» BAGIAN DOKUMEN
################
Jika mau disebut tetap
Mataram, Yogyakarta adalah Mataram Bahari. Islam-nya pun Bahari (Nusantara).
Tidak kontinental seperti kerajaan-kerajaan Islam lain di bagian lain negeri
ini.
Raja yang membumi
Di sinilah saya
berpendapat, kita mendapatkan konteks dalam beberapa Sabda dan Dhawuh yang
belakangan disampaikan Sultan Hamengku Bawono X. Saya tak hendak membahas
keseluruhan makna Sabda dan Dhawuh itu sebelum kita umumnya dapat
mengomprehensi bagaimana adab dan budaya (kita) berlangsung lewat mekanisme
yang tidak sekadar material dan profan.
################
» DAFTAR TUGAS
1. Jelaskan dalam satu sampai tiga kalimat mengapa penulis teks tentang Mataram Bahari belum mau membahas keseluruhan makna Sabda dan Dhawuh Sultan Hamengku Bawono X.
2. Menurut teks tentang Mataram Bahari, Islam di Yogyakarta disebut sebagai Islam yang bagaimana?
3. Teruskan teks tentang Mataram Bahari mulai dari kalimat terakhirnya.
Data tidak berperan apa pun di sini.
################
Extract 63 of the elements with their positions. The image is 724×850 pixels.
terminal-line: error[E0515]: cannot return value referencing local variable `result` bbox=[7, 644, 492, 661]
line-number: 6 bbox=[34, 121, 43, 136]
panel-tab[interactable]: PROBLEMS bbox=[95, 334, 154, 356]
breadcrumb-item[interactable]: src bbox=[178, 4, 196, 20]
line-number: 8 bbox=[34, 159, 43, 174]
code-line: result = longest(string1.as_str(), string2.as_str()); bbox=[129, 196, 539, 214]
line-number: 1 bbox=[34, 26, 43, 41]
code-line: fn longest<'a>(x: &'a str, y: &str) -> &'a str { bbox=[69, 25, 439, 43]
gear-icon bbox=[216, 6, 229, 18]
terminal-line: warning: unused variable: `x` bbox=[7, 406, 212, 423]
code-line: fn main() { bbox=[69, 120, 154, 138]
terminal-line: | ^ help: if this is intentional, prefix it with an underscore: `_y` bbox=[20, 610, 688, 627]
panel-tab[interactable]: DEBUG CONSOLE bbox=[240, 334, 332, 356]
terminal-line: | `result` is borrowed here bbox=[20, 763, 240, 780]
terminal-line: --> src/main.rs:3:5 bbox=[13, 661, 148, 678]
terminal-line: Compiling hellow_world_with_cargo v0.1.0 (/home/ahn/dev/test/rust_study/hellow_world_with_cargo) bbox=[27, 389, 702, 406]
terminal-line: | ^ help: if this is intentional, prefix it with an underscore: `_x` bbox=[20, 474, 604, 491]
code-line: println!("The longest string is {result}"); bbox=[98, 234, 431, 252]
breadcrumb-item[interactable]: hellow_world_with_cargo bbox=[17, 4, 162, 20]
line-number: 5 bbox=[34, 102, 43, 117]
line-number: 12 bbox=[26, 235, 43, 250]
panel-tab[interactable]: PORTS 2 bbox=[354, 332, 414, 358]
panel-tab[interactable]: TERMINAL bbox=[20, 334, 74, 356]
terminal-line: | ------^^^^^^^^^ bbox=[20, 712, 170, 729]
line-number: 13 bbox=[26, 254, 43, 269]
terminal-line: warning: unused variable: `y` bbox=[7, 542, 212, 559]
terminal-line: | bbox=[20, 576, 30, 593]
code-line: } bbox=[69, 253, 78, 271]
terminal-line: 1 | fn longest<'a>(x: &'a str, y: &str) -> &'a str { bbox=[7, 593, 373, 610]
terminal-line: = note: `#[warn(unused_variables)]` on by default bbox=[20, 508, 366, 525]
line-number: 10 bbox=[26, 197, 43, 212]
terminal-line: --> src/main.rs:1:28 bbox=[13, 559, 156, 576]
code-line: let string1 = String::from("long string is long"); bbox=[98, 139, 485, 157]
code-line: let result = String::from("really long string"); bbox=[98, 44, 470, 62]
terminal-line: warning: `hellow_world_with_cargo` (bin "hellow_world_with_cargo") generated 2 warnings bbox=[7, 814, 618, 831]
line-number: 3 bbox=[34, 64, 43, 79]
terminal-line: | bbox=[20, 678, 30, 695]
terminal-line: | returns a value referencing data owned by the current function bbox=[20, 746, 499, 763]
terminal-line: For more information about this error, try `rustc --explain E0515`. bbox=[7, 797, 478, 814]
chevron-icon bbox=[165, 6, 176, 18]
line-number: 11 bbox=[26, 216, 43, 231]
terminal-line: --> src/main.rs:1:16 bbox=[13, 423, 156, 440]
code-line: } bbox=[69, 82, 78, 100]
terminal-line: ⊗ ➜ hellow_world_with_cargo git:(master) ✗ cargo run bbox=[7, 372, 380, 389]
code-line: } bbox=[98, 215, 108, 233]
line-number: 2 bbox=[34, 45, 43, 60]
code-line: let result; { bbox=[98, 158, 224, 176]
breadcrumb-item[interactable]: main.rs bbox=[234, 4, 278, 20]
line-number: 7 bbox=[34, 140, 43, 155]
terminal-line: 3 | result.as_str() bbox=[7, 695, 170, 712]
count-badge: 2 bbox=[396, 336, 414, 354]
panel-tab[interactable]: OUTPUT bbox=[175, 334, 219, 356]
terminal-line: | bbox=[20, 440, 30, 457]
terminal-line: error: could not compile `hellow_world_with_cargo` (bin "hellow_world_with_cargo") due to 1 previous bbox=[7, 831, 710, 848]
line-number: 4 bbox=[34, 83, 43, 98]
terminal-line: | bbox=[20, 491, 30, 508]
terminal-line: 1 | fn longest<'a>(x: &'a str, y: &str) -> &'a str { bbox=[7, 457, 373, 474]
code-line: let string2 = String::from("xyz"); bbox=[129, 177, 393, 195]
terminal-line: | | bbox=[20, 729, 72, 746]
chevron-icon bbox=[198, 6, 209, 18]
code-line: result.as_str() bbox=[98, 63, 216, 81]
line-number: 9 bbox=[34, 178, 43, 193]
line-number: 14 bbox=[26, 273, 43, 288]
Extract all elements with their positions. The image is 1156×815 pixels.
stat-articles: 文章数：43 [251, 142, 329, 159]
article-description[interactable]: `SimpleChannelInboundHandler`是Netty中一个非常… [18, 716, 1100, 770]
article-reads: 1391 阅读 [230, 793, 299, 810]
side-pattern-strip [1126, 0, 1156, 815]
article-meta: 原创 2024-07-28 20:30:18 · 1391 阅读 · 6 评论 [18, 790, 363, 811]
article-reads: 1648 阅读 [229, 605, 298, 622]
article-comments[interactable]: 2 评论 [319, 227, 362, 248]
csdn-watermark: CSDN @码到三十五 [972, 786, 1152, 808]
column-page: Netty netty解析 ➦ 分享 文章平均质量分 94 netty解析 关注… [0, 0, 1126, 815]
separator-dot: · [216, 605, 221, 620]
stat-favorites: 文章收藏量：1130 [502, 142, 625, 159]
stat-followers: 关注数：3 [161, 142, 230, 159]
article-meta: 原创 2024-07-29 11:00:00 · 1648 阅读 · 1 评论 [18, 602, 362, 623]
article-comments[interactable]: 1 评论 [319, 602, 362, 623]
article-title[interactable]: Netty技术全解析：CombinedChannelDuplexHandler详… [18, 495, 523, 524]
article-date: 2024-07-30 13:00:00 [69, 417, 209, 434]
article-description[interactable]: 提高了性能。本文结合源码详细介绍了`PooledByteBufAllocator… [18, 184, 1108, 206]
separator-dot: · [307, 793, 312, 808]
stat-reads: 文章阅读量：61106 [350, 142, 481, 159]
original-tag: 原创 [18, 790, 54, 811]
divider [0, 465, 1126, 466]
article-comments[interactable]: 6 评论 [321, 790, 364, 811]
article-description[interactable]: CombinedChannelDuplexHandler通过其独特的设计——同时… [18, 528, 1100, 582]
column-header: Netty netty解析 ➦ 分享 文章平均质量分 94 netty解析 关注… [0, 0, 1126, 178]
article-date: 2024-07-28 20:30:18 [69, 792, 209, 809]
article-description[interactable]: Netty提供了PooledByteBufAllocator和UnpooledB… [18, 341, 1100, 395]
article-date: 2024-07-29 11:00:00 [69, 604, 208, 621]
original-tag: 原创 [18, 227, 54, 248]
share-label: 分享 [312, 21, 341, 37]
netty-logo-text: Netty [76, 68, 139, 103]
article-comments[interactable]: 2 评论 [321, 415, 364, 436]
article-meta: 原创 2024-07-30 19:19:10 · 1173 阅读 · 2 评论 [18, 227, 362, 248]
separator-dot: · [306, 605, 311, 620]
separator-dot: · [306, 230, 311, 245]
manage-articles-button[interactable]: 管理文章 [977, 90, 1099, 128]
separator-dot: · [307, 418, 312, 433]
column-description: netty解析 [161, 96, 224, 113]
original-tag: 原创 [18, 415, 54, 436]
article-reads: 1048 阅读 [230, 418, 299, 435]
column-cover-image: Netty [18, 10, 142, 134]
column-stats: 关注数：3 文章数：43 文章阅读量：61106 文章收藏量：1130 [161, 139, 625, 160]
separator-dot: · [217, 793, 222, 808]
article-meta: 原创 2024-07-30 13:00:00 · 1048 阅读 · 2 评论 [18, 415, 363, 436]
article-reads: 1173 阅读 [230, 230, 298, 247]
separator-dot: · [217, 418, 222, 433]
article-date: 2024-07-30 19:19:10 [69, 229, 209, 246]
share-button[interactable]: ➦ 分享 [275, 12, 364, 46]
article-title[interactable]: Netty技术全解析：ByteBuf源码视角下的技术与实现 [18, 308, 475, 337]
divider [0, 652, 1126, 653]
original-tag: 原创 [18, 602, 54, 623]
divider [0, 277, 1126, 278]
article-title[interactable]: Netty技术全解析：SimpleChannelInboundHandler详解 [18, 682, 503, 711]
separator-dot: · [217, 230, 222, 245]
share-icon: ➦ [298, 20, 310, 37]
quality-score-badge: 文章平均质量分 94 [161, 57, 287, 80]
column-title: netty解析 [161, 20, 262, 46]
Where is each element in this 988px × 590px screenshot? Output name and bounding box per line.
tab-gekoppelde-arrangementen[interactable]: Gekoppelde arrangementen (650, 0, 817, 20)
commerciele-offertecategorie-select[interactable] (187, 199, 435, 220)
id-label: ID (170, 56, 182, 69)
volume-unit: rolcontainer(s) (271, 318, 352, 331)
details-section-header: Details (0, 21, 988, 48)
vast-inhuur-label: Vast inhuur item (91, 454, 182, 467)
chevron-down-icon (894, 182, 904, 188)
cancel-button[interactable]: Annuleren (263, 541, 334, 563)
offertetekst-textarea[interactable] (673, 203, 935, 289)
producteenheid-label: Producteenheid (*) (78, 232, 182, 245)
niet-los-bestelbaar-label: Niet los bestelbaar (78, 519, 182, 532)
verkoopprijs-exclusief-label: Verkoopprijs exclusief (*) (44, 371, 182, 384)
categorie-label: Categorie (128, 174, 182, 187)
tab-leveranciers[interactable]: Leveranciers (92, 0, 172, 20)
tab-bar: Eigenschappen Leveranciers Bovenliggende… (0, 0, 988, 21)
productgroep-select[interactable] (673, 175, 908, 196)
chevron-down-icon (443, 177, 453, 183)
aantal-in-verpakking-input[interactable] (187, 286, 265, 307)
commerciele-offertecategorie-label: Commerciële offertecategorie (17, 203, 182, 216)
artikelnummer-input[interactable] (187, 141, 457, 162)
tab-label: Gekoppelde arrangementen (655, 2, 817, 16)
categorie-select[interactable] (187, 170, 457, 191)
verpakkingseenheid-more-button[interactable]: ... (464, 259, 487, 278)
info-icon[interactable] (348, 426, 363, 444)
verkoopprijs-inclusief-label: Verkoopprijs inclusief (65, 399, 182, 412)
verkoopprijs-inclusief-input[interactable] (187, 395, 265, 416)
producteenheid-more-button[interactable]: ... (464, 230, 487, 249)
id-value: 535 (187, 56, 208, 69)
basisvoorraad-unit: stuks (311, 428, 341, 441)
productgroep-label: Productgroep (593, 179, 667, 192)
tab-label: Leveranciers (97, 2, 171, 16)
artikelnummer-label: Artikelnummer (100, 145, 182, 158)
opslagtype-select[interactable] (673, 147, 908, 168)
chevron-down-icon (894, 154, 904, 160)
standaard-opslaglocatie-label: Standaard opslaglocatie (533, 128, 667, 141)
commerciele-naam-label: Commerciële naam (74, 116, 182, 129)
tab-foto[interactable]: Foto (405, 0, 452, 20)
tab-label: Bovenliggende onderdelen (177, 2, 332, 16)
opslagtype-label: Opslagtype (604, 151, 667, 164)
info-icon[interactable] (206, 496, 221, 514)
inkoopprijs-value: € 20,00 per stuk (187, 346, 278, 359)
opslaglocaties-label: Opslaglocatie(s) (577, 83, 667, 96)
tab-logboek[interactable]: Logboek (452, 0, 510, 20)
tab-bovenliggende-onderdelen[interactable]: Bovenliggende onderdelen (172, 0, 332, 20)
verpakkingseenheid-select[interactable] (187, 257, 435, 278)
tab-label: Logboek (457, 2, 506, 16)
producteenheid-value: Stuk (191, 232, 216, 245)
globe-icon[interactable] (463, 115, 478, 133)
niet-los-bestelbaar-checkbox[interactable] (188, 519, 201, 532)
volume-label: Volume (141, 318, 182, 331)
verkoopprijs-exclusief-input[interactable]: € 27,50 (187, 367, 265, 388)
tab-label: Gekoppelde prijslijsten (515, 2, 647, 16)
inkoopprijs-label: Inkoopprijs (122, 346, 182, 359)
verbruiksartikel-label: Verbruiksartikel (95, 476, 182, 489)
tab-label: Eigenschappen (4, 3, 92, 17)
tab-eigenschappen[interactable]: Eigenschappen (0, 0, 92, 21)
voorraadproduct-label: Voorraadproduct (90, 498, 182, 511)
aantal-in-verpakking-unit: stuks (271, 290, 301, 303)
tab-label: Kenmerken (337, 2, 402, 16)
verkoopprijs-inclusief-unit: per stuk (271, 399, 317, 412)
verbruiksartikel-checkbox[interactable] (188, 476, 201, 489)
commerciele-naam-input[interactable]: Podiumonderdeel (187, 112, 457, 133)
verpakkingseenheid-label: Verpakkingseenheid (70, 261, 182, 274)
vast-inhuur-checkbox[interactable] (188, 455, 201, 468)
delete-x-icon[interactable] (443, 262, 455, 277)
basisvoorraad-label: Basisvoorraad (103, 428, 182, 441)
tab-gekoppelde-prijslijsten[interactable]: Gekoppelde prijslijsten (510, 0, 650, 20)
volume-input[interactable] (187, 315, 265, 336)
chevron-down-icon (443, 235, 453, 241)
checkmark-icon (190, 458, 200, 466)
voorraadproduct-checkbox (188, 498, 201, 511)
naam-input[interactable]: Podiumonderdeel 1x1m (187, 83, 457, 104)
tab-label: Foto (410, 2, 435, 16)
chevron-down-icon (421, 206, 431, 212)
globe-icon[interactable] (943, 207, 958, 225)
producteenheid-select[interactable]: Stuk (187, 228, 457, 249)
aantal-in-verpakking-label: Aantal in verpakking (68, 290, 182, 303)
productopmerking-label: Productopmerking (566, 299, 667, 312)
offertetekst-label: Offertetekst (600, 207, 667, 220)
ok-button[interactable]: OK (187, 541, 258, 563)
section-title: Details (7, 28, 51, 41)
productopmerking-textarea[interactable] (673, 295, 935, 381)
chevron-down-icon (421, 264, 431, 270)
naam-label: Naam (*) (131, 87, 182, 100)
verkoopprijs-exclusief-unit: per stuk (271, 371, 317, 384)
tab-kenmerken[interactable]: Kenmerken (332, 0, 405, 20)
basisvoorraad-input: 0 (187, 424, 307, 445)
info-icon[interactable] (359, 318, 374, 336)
################
» HASIL TIAP TUGAS
1. Penulis belum mau membahas keseluruhan makna Sabda dan Dhawuh itu karena menurutnya kita pada umumnya harus lebih dulu dapat mengomprehensi bagaimana adab dan budaya kita berlangsung. Menurut penulis, adab dan budaya itu berlangsung lewat mekanisme yang tidak sekadar material dan profan.

2. Islam Bahari (Nusantara), tidak kontinental seperti kerajaan-kerajaan Islam lain di bagian lain negeri ini.

3.
Apa yang saya ingin
perlihatkan hanya bagaimana realitas kebaharian dari Kesultanan Yogyakarta
dipertegas oleh Sabda dan Dhawuh itu. Di mana, misalnya, "Tahta untuk
Rakyat" itu tidak bermakna sebagai ketinggian yang turun (menetes) ke
bawah, semacam trickle down effect dalam pembangunan kontinental, tetapi
semata bermakna "Raja bersama rakyat" dalam segala dimensinya. Saya
kira, Hamengku Buwono IX banyak memberi contoh.
Artinya, raja atau
sultan hanyalah sebuah simbol dari kekuasaan, tetapi manusia yang menjadi
raja adalah juga manusia, sebagaimana rakyat pada umumnya. Inilah adab
bahari. Inilah juga karakter Nabi Besar Muhammad SAW sehingga membuat Islam
menjadi agama kontinental yang sangat bahari.
Jika Nabi Besar saja
mengakui dirinya hanya manusia, padahal ia adalah wakil-Nya, lalu dalam
posisi apa seorang raja mengangkat dirinya lebih tinggi, sebagaimana terjadi
pada banyak raja kontinental?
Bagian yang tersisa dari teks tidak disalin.